Draw out every line with the word "Охотничий" from the listing below.

[Extracted records]
begin

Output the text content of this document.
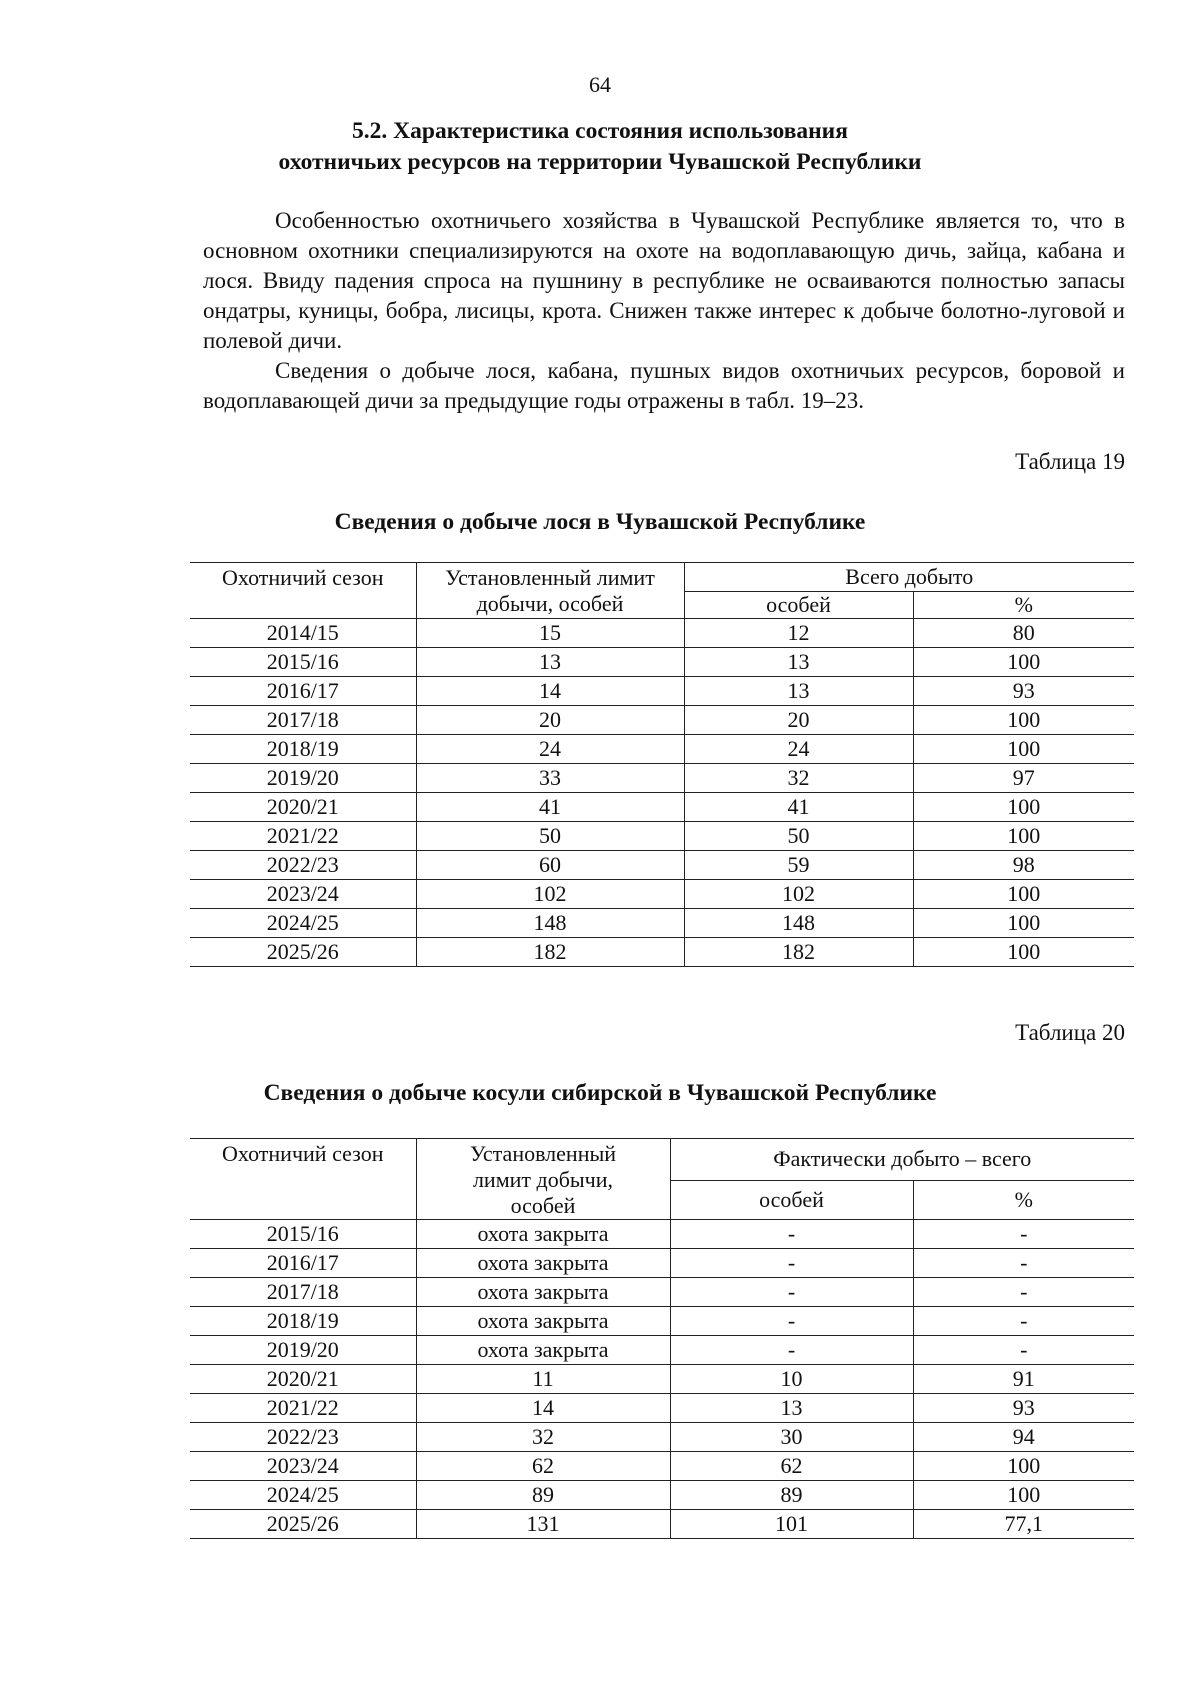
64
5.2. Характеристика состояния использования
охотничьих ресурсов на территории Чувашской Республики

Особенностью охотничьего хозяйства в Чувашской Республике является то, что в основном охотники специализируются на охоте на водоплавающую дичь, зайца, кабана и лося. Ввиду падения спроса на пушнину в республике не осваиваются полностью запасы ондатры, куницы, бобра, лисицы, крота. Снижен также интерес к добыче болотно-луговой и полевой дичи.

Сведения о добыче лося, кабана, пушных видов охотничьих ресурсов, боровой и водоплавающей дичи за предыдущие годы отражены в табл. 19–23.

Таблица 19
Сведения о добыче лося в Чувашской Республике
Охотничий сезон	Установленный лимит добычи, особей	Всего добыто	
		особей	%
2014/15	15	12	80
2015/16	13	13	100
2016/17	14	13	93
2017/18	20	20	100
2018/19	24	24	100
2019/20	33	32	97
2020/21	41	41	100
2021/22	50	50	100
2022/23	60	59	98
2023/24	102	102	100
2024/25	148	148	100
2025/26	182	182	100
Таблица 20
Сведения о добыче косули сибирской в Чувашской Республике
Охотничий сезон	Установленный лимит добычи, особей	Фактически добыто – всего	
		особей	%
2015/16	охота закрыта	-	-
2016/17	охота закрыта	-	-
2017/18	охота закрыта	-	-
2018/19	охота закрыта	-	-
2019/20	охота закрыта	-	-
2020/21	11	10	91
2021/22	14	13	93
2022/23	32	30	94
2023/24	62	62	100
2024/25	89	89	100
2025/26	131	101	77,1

end
begin

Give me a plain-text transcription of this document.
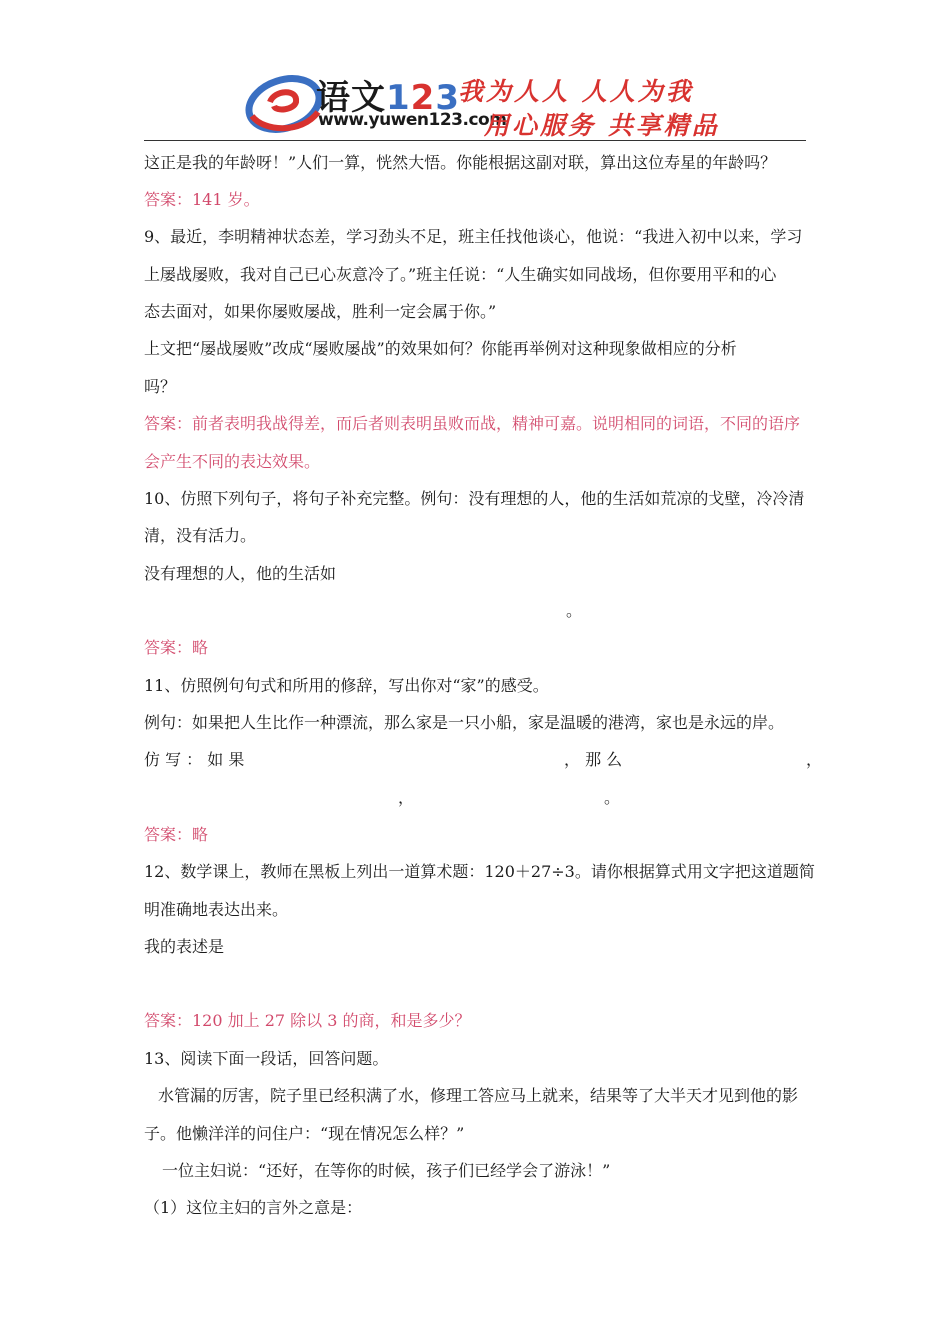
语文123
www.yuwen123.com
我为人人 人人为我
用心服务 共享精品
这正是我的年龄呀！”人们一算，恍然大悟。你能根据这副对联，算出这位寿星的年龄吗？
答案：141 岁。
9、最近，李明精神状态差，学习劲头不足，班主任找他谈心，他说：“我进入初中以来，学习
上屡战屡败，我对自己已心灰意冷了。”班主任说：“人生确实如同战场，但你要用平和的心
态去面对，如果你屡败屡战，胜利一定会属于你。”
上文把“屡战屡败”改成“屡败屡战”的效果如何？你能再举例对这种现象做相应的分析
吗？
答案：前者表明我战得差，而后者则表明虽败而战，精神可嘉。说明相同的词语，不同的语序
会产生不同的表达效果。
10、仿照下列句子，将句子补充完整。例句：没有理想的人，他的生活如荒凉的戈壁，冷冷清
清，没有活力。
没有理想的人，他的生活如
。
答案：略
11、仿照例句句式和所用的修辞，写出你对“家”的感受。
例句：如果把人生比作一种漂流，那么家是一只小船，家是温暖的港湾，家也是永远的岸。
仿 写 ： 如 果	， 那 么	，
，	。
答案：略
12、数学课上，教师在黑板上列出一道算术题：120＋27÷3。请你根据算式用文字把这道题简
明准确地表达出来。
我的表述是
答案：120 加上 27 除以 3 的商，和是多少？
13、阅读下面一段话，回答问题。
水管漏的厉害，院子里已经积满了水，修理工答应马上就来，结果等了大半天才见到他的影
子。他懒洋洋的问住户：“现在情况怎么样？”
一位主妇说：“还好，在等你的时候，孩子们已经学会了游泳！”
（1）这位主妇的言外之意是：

end

▸ **Result for this task**:
Охотничий сезон	Установленный лимит добычи, особей	Всего добыто	
Охотничий сезон	Установленный лимит добычи, особей	Фактически добыто – всего	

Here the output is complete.